==== Trecho fornecido ====
Choques entre governo e membros de clã rebelde se agravam no Iêmen

Protesto antigoverno em Sanaa (AP) Direito de imagem AP
Image caption Onda de violência faz com que população tema guerra civil

Os combates entre forças leais ao governo do Iêmen e partidários de um líder tribal se intensificaram nas últimas horas ao norte da capital do país, Sanaa.

Segundo a correspondente da BBC em Sanaa Lina Sinjab, fortes explosões e tiros foram ouvidos durante a madrugada e na manhã desta quinta-feira.

Milhares de combatentes leais a Sadeq Al-Ahmar, líder do poderoso clã Hashid, estão tentando entrar na capital, forçando a passagem em confrontos com forças leais ao presidente, Ali Abdullah Saleh.

Relatos indicam que vários rebeldes já conseguiram entrar em Sanaa, alguns com peças de artilharia.

Mais cedo, foi divulgada a notícia de que o aeroporto de Sanaa havia sido fechado devido aos combates próximos ao local. No entanto, o diretor do aeroporto e o Ministério do Exterior britânico disseram depois que ele está operando normalmente.

Fuga de Sanaa

Sinjab diz que a situação na capital se tornou muito perigosa, tendo se deteriorado nas últimas horas, com muitas pessoas tentando deixar a cidade com medo da escalada da violência e da possível deflagração de uma guerra civil.

Nessa quarta-feira, pelo menos 39 pessoas foram mortas em Sanaa, após a ruptura de uma trégua entre o governo e os rebeldes na terça-feira.

Também há relatos de confrontos na cidade de Taiz, onde ao menos 50 pessoas teriam sido mortas desde o domingo, segundo a ONU.
==== Dados em análise ====
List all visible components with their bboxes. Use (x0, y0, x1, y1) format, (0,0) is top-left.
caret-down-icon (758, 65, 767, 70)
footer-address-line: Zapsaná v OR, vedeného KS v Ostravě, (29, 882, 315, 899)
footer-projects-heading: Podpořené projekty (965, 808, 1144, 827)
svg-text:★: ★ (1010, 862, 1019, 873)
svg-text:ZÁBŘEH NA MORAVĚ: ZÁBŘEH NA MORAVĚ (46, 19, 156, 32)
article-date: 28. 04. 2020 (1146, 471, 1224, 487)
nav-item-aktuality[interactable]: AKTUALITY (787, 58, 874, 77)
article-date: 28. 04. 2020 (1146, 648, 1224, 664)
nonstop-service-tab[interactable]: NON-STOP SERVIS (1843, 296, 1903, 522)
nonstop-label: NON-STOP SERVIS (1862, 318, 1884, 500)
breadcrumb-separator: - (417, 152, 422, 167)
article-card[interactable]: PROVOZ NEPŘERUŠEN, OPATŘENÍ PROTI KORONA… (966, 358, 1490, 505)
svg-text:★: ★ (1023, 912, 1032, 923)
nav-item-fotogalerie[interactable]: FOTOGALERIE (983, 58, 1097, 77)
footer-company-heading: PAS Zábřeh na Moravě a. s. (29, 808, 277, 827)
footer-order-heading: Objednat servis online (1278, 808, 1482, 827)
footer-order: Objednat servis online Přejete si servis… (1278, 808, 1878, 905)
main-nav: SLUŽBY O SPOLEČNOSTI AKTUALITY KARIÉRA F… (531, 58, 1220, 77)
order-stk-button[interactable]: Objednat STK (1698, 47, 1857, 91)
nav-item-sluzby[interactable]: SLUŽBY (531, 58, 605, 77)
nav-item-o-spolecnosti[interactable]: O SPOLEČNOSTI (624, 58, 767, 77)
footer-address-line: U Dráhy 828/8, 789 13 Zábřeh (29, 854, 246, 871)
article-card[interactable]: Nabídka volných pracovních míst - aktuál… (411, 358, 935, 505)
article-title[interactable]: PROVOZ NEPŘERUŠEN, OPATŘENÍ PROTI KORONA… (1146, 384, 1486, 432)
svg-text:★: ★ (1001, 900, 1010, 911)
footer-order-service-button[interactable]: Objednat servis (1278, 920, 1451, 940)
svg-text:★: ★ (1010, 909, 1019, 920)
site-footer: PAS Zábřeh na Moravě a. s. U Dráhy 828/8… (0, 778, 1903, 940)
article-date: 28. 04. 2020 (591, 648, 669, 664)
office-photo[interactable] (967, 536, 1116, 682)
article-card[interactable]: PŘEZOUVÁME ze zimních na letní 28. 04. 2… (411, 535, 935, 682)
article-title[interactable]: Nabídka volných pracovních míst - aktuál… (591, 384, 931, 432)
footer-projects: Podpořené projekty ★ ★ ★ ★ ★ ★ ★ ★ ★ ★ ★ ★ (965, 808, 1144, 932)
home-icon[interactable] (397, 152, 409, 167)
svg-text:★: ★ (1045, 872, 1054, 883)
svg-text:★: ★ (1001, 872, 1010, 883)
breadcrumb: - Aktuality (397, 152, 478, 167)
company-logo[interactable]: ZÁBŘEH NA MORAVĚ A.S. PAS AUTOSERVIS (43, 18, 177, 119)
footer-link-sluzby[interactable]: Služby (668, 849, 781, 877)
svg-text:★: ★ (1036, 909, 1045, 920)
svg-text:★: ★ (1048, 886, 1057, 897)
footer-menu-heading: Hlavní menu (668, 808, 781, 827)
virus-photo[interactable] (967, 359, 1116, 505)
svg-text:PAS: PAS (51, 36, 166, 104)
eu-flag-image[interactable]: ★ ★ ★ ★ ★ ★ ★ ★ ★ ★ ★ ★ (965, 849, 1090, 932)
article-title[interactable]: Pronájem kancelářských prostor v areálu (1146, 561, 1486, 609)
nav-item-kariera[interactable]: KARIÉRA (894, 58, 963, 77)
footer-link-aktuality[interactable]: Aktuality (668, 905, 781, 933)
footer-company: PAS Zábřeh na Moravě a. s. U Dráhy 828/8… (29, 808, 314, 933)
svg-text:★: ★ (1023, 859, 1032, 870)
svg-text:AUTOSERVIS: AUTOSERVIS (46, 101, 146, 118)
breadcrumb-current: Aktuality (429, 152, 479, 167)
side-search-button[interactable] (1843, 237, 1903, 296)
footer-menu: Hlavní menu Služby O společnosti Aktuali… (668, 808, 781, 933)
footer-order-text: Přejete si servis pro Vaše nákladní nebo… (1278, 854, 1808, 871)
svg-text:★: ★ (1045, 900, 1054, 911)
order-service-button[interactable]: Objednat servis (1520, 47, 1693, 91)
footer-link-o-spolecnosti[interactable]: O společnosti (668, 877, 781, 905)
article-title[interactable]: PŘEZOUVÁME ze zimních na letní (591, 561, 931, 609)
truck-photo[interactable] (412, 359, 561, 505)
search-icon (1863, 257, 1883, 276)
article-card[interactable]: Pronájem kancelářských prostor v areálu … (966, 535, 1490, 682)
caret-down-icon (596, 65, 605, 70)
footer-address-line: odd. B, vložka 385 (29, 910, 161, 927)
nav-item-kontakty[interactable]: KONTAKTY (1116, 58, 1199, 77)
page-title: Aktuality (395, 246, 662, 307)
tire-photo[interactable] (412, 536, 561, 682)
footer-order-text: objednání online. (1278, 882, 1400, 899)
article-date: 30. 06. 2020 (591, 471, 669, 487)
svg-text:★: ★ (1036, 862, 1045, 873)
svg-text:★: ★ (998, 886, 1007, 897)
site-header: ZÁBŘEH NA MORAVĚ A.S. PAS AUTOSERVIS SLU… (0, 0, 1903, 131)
====
Prossiga a notícia sobre os confrontos no Iêmen, começando logo após a última frase apresentada.

▶ [Resposta do exercício]:
O editor de assuntos de Oriente Médio do Serviço Mundial da BBC, Sebastian Usher, afirma que a ofensiva das tribos rebeldes representa uma nova fase nas tentativas de retirar Saleh do poder.

Desde o início do ano, o presidente do Iêmen – que está no poder desde 1978 - resiste a grandes protestos populares que pedem a sua renúncia.

Na semana passada, Saleh se recusou a assinar um acordo, mediado por países do Golfo Pérsico, que previa sua saída do poder no prazo de um mês.

Na terça-feira, o governo americano pediu a Saleh que ajude a “levar o Iêmen adiante” e assine o acordo mediado pelo Conselho de Cooperação do Golfo, que prevê que ele deixe o poder ao seu vice em troca de uma anistia contra eventuais processos.

Medição de forças

Usher afirma que os conflitos dos últimos dez dias se tornaram uma medição de forças entre Saleh e a família Al-Ahmar, que lidera os Hashid. A tribo se uniu ao movimento de oposição que, desde janeiro, vem pedindo que mudanças no governo.

Segundo o editor da BBC, os episódios recentes de violência ofuscaram os manifestantes, que continuam acampados na Praça Pérola, no centro de Sanaa.

Muitos acreditam que o presidente veja a violência e o caos como a sua grande chance para permanecer no poder. Nas últimas décadas, de acordo com Usher, Saleh tem sobrevivido e até se beneficiado de diversos conflitos armados no Iêmen.

No entanto, segundo o editor da BBC, nenhum movimento armado foi parecido com o das últimas horas, em que combatentes rebeldes se aproximam cada vez mais do centro do poder iemenita.